***** Items

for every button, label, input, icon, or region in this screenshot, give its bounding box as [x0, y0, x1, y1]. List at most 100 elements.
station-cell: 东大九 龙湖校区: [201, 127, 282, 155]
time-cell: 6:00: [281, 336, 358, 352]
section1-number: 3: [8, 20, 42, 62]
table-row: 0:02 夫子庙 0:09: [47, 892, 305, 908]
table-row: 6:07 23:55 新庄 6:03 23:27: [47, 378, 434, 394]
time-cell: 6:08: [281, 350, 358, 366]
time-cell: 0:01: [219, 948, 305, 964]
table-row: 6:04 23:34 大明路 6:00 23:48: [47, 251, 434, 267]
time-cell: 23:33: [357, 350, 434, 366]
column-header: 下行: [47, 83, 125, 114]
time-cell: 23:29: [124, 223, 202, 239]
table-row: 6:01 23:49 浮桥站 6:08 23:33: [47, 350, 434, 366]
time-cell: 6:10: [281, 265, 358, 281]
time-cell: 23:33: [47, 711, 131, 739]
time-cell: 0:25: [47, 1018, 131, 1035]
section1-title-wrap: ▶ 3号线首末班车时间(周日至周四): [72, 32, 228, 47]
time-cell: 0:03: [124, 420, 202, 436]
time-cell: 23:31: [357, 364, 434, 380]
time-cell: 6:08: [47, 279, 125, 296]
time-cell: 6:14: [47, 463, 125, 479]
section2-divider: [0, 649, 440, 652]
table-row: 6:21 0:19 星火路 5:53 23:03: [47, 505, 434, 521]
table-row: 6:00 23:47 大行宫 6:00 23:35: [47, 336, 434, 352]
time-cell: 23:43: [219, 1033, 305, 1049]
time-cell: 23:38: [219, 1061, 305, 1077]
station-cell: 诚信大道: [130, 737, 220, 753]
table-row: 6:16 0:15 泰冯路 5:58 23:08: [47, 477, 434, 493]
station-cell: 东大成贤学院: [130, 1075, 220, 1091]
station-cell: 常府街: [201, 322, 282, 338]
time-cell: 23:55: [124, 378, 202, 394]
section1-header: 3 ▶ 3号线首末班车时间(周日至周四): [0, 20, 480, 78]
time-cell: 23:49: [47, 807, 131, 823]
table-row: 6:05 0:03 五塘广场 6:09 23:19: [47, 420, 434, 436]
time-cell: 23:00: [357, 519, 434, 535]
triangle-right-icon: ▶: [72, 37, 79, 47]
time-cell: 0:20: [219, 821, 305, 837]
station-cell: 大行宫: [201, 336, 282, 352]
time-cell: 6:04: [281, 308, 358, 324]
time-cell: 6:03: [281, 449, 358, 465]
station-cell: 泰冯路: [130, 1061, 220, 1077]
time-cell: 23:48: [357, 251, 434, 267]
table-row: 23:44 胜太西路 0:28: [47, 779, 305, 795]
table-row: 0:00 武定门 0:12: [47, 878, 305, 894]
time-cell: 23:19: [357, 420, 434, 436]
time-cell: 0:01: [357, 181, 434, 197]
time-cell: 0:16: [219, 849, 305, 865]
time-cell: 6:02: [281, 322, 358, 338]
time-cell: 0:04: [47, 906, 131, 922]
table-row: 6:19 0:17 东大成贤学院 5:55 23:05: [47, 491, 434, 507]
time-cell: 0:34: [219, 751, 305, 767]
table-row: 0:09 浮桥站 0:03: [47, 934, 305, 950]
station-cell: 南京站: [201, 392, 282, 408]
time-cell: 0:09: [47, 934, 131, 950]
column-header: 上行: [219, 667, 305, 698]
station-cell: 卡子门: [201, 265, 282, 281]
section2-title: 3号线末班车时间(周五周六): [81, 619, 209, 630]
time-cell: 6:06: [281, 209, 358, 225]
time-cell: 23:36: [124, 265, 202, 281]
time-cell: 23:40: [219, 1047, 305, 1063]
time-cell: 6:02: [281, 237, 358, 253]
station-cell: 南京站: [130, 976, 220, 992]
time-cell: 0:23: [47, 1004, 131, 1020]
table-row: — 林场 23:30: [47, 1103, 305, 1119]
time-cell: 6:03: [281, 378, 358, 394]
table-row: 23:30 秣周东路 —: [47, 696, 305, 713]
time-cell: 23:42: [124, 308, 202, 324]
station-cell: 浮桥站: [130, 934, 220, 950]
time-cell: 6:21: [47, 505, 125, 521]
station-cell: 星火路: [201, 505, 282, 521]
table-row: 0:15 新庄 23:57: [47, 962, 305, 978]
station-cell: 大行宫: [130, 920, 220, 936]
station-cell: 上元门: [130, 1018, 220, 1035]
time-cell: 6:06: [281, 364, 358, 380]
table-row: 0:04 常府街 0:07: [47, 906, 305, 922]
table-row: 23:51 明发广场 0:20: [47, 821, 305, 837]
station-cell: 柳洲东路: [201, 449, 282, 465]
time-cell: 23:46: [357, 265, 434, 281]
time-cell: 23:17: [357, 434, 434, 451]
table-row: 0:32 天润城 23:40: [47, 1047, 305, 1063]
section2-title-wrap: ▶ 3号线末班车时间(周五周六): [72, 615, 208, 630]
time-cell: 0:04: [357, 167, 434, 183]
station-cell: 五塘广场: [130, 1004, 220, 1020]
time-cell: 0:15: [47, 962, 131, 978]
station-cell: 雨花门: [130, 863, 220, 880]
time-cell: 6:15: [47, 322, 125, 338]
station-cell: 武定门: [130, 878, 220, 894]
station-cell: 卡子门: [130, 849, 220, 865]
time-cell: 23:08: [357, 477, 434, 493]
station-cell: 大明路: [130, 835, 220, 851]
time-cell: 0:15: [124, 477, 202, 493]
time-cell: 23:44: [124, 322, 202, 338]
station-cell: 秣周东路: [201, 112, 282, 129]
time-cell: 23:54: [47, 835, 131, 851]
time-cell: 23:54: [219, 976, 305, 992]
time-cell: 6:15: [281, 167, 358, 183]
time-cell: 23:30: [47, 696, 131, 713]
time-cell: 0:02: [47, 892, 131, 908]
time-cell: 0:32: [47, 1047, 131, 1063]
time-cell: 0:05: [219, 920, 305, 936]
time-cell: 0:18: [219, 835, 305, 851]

**********

Please copy every entry above word for word, with no changes.

### Task answer
for every button, label, input, icon, or region in this screenshot, give its bounding box as [x0, y0, x1, y1]. List at most 100 elements.
station-cell: 东大九 龙湖校区: [201, 127, 282, 155]
time-cell: 6:00: [281, 336, 358, 352]
section1-number: 3: [8, 20, 42, 62]
table-row: 0:02 夫子庙 0:09: [47, 892, 305, 908]
table-row: 6:07 23:55 新庄 6:03 23:27: [47, 378, 434, 394]
time-cell: 6:08: [281, 350, 358, 366]
time-cell: 0:01: [219, 948, 305, 964]
table-row: 6:04 23:34 大明路 6:00 23:48: [47, 251, 434, 267]
time-cell: 23:33: [357, 350, 434, 366]
column-header: 下行: [47, 83, 125, 114]
time-cell: 23:29: [124, 223, 202, 239]
table-row: 6:01 23:49 浮桥站 6:08 23:33: [47, 350, 434, 366]
time-cell: 6:10: [281, 265, 358, 281]
time-cell: 23:33: [47, 711, 131, 739]
time-cell: 0:25: [47, 1018, 131, 1035]
section1-title-wrap: ▶ 3号线首末班车时间(周日至周四): [72, 32, 228, 47]
time-cell: 0:03: [124, 420, 202, 436]
time-cell: 23:31: [357, 364, 434, 380]
time-cell: 6:08: [47, 279, 125, 296]
time-cell: 6:14: [47, 463, 125, 479]
section2-divider: [0, 649, 440, 652]
table-row: 6:21 0:19 星火路 5:53 23:03: [47, 505, 434, 521]
table-row: 6:00 23:47 大行宫 6:00 23:35: [47, 336, 434, 352]
time-cell: 23:43: [219, 1033, 305, 1049]
time-cell: 23:38: [219, 1061, 305, 1077]
station-cell: 诚信大道: [130, 737, 220, 753]
table-row: 6:16 0:15 泰冯路 5:58 23:08: [47, 477, 434, 493]
station-cell: 东大成贤学院: [130, 1075, 220, 1091]
station-cell: 常府街: [201, 322, 282, 338]
time-cell: 23:55: [124, 378, 202, 394]
section1-header: 3 ▶ 3号线首末班车时间(周日至周四): [0, 20, 480, 78]
time-cell: 23:49: [47, 807, 131, 823]
table-row: 6:05 0:03 五塘广场 6:09 23:19: [47, 420, 434, 436]
time-cell: 23:00: [357, 519, 434, 535]
triangle-right-icon: ▶: [72, 37, 79, 47]
time-cell: 0:20: [219, 821, 305, 837]
station-cell: 大行宫: [201, 336, 282, 352]
time-cell: 6:04: [281, 308, 358, 324]
time-cell: 6:03: [281, 449, 358, 465]
station-cell: 泰冯路: [130, 1061, 220, 1077]
time-cell: 23:48: [357, 251, 434, 267]
table-row: 23:44 胜太西路 0:28: [47, 779, 305, 795]
table-row: 0:00 武定门 0:12: [47, 878, 305, 894]
time-cell: 23:19: [357, 420, 434, 436]
time-cell: 0:01: [357, 181, 434, 197]
time-cell: 0:16: [219, 849, 305, 865]
time-cell: 6:02: [281, 322, 358, 338]
time-cell: 0:04: [47, 906, 131, 922]
table-row: 6:19 0:17 东大成贤学院 5:55 23:05: [47, 491, 434, 507]
time-cell: 0:34: [219, 751, 305, 767]
table-row: 0:09 浮桥站 0:03: [47, 934, 305, 950]
station-cell: 南京站: [201, 392, 282, 408]
time-cell: 0:09: [47, 934, 131, 950]
column-header: 上行: [219, 667, 305, 698]
station-cell: 卡子门: [201, 265, 282, 281]
section2-title: 3号线末班车时间(周五周六): [81, 619, 209, 630]
time-cell: 6:06: [281, 209, 358, 225]
time-cell: 23:36: [124, 265, 202, 281]
time-cell: 23:40: [219, 1047, 305, 1063]
time-cell: 6:02: [281, 237, 358, 253]
station-cell: 南京站: [130, 976, 220, 992]
time-cell: 0:23: [47, 1004, 131, 1020]
table-row: — 林场 23:30: [47, 1103, 305, 1119]
time-cell: 6:03: [281, 378, 358, 394]
table-row: 23:30 秣周东路 —: [47, 696, 305, 713]
time-cell: 23:42: [124, 308, 202, 324]
station-cell: 浮桥站: [130, 934, 220, 950]
time-cell: 6:21: [47, 505, 125, 521]
station-cell: 星火路: [201, 505, 282, 521]
table-row: 0:15 新庄 23:57: [47, 962, 305, 978]
station-cell: 大行宫: [130, 920, 220, 936]
station-cell: 上元门: [130, 1018, 220, 1035]
time-cell: 6:06: [281, 364, 358, 380]
table-row: 0:04 常府街 0:07: [47, 906, 305, 922]
table-row: 23:51 明发广场 0:20: [47, 821, 305, 837]
station-cell: 柳洲东路: [201, 449, 282, 465]
time-cell: 23:46: [357, 265, 434, 281]
time-cell: 23:17: [357, 434, 434, 451]
table-row: 0:32 天润城 23:40: [47, 1047, 305, 1063]
section2-title-wrap: ▶ 3号线末班车时间(周五周六): [72, 615, 208, 630]
time-cell: 0:04: [357, 167, 434, 183]
station-cell: 五塘广场: [130, 1004, 220, 1020]
time-cell: 0:15: [47, 962, 131, 978]
station-cell: 雨花门: [130, 863, 220, 880]
time-cell: 6:15: [47, 322, 125, 338]
station-cell: 武定门: [130, 878, 220, 894]
station-cell: 卡子门: [130, 849, 220, 865]
time-cell: 23:08: [357, 477, 434, 493]
station-cell: 大明路: [130, 835, 220, 851]
time-cell: 0:15: [124, 477, 202, 493]
time-cell: 23:44: [124, 322, 202, 338]
station-cell: 秣周东路: [201, 112, 282, 129]
time-cell: 23:54: [47, 835, 131, 851]
time-cell: 23:54: [219, 976, 305, 992]
time-cell: 6:15: [281, 167, 358, 183]
time-cell: 23:30: [47, 696, 131, 713]
time-cell: 0:02: [47, 892, 131, 908]
time-cell: 0:32: [47, 1047, 131, 1063]
time-cell: 0:05: [219, 920, 305, 936]
time-cell: 0:18: [219, 835, 305, 851]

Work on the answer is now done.